PASSAGE SHOWN →
************
Einstein_was_once asked about the origins of his theory of relativity.  He famously responded, “I thought of that while riding my bicycle.”  We think of a lot of things while riding our bicycles, whether they be humorous variants of 90s pop songs or probing questions of politics, philosophy, and religion.  These past days we climbed some incredibly steep, long, rocky, hot, and rainy mountain roads in Colombia.  At the time, all I could think about was how much work it was.  Strangely enough, I think that is a good thing.

The jungle road from our campsite outside Melgar.

Work gets a bad rap.  Vacations are supposedly where the fun is at.  At the beginning of this journey we all framed Bound South as some time off, a missed harvest, a gap year, at the very least a departure from traditional work.  I envisioned it as some kind of strange adventure-vacation for a good cause.  Time changes minds, however, and now I proudly regard every day of this journey as a job.  While my more industrious peers are earning hefty salaries as they design widgets, consult companies, or recklessly gamble with your retirement savings, I have an unpaid internship in bicycle adventuring.
************
OBJECTIVE A →
Answer these from the passage about cycling in Colombia:
(i) What did Einstein say when asked where his theory of relativity came from?
(ii) In what country were the steep mountain roads climbed?
(iii) What does the writer say they have instead of a hefty salary?
************
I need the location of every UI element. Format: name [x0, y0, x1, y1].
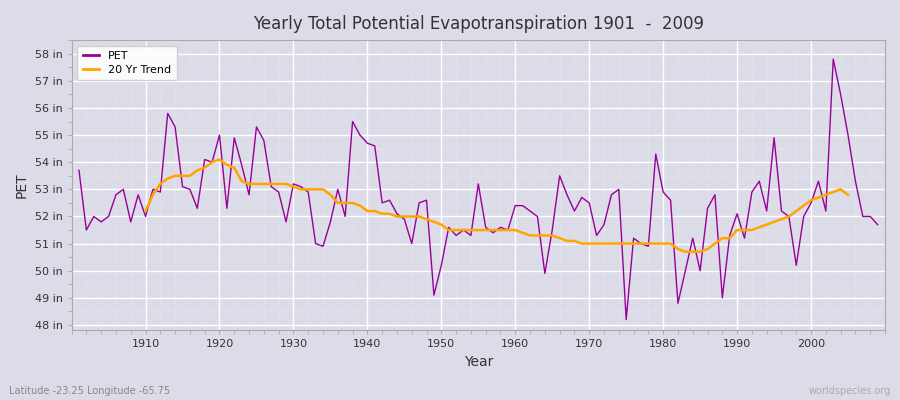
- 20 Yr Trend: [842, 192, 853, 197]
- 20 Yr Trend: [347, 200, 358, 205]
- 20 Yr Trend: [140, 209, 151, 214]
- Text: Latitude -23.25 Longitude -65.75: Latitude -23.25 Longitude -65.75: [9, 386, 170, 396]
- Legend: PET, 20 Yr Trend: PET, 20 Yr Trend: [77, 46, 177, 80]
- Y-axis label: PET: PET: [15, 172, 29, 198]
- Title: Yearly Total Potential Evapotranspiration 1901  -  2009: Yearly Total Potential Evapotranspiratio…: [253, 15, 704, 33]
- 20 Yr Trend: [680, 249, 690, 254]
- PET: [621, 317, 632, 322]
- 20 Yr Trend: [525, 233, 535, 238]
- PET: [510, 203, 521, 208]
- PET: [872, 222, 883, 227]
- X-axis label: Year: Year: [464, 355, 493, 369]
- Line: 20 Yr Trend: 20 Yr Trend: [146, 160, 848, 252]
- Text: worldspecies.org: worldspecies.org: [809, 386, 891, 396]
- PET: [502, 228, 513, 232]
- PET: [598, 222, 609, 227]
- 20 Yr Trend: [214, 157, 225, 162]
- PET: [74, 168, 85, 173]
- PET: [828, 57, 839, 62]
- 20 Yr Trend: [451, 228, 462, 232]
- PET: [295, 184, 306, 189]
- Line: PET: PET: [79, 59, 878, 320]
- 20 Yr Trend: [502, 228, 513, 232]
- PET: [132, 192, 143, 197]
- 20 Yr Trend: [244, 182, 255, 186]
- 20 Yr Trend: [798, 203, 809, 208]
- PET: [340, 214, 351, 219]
************
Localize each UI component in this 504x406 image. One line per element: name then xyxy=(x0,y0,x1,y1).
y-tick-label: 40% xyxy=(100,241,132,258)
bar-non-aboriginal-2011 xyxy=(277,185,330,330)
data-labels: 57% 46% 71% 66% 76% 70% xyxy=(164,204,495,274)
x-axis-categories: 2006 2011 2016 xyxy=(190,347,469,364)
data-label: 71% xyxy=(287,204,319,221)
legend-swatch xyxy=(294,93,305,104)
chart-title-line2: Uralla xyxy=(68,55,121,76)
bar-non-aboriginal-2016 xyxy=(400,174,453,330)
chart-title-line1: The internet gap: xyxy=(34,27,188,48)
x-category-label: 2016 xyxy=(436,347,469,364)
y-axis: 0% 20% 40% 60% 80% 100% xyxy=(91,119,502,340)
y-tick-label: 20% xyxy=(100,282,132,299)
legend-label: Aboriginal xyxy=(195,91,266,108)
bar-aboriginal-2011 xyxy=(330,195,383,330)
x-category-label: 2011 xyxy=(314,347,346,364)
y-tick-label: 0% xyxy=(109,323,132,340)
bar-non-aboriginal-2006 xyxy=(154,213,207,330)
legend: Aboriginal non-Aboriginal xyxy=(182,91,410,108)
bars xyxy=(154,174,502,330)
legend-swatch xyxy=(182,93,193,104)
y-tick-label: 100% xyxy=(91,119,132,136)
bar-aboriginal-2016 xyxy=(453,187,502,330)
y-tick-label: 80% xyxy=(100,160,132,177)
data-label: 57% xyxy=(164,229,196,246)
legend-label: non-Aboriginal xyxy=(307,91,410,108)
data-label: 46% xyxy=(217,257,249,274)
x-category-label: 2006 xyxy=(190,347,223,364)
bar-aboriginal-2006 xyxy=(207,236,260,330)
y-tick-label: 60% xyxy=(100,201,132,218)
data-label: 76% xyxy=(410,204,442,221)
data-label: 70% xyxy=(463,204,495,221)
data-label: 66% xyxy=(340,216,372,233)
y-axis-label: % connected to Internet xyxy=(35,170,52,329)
************
OBJECTIVE B → Write out, word for word, the stretch of the listing from the line that contains "Localize each UI" through the line that contains "bars xyxy=(154,174,502,330)".

SOLUTION A →
(i) "I thought of that while riding my bicycle."
(ii) Colombia.
(iii) An unpaid internship in bicycle adventuring.

SOLUTION B →
Localize each UI component in this 504x406 image. One line per element: name then xyxy=(x0,y0,x1,y1).
y-tick-label: 40% xyxy=(100,241,132,258)
bar-non-aboriginal-2011 xyxy=(277,185,330,330)
data-labels: 57% 46% 71% 66% 76% 70% xyxy=(164,204,495,274)
x-axis-categories: 2006 2011 2016 xyxy=(190,347,469,364)
data-label: 71% xyxy=(287,204,319,221)
legend-swatch xyxy=(294,93,305,104)
chart-title-line2: Uralla xyxy=(68,55,121,76)
bar-non-aboriginal-2016 xyxy=(400,174,453,330)
chart-title-line1: The internet gap: xyxy=(34,27,188,48)
x-category-label: 2016 xyxy=(436,347,469,364)
y-axis: 0% 20% 40% 60% 80% 100% xyxy=(91,119,502,340)
y-tick-label: 20% xyxy=(100,282,132,299)
legend-label: Aboriginal xyxy=(195,91,266,108)
bar-aboriginal-2011 xyxy=(330,195,383,330)
x-category-label: 2011 xyxy=(314,347,346,364)
y-tick-label: 0% xyxy=(109,323,132,340)
bar-non-aboriginal-2006 xyxy=(154,213,207,330)
legend: Aboriginal non-Aboriginal xyxy=(182,91,410,108)
bars xyxy=(154,174,502,330)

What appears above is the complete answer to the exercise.